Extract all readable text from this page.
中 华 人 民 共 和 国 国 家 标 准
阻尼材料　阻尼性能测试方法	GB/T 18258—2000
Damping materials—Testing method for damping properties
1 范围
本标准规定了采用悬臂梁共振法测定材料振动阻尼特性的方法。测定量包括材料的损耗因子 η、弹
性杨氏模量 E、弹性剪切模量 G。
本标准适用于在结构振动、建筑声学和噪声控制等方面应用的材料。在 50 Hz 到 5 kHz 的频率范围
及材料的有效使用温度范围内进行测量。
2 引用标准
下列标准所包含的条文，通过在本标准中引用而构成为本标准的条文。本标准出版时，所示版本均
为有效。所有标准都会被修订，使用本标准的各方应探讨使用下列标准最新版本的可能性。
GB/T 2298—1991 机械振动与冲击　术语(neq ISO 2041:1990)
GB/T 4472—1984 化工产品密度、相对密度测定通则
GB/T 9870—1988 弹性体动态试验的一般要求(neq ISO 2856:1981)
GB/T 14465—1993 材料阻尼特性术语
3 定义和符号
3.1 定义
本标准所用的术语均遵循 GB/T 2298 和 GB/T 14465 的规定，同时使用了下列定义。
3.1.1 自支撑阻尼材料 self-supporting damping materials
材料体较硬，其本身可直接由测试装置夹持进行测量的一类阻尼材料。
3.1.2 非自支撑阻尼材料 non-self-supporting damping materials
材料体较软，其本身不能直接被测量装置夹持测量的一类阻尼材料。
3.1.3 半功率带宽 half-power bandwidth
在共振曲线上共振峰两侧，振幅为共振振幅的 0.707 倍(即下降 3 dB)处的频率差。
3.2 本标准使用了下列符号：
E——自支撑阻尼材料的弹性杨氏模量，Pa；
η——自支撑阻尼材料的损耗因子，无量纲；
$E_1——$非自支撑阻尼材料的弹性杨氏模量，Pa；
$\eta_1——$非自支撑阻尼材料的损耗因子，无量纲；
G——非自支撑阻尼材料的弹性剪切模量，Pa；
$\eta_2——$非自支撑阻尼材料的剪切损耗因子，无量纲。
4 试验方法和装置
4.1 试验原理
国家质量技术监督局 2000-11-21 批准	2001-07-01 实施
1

◇ ◇ ◇ ◇ ◇

**Work instructions**
Set down each entry again, unchanged.

**The solution**
Extract all readable text from this page.
中 华 人 民 共 和 国 国 家 标 准
阻尼材料　阻尼性能测试方法	GB/T 18258—2000
Damping materials—Testing method for damping properties
1 范围
本标准规定了采用悬臂梁共振法测定材料振动阻尼特性的方法。测定量包括材料的损耗因子 η、弹
性杨氏模量 E、弹性剪切模量 G。
本标准适用于在结构振动、建筑声学和噪声控制等方面应用的材料。在 50 Hz 到 5 kHz 的频率范围
及材料的有效使用温度范围内进行测量。
2 引用标准
下列标准所包含的条文，通过在本标准中引用而构成为本标准的条文。本标准出版时，所示版本均
为有效。所有标准都会被修订，使用本标准的各方应探讨使用下列标准最新版本的可能性。
GB/T 2298—1991 机械振动与冲击　术语(neq ISO 2041:1990)
GB/T 4472—1984 化工产品密度、相对密度测定通则
GB/T 9870—1988 弹性体动态试验的一般要求(neq ISO 2856:1981)
GB/T 14465—1993 材料阻尼特性术语
3 定义和符号
3.1 定义
本标准所用的术语均遵循 GB/T 2298 和 GB/T 14465 的规定，同时使用了下列定义。
3.1.1 自支撑阻尼材料 self-supporting damping materials
材料体较硬，其本身可直接由测试装置夹持进行测量的一类阻尼材料。
3.1.2 非自支撑阻尼材料 non-self-supporting damping materials
材料体较软，其本身不能直接被测量装置夹持测量的一类阻尼材料。
3.1.3 半功率带宽 half-power bandwidth
在共振曲线上共振峰两侧，振幅为共振振幅的 0.707 倍(即下降 3 dB)处的频率差。
3.2 本标准使用了下列符号：
E——自支撑阻尼材料的弹性杨氏模量，Pa；
η——自支撑阻尼材料的损耗因子，无量纲；
$E_1——$非自支撑阻尼材料的弹性杨氏模量，Pa；
$\eta_1——$非自支撑阻尼材料的损耗因子，无量纲；
G——非自支撑阻尼材料的弹性剪切模量，Pa；
$\eta_2——$非自支撑阻尼材料的剪切损耗因子，无量纲。
4 试验方法和装置
4.1 试验原理
国家质量技术监督局 2000-11-21 批准	2001-07-01 实施
1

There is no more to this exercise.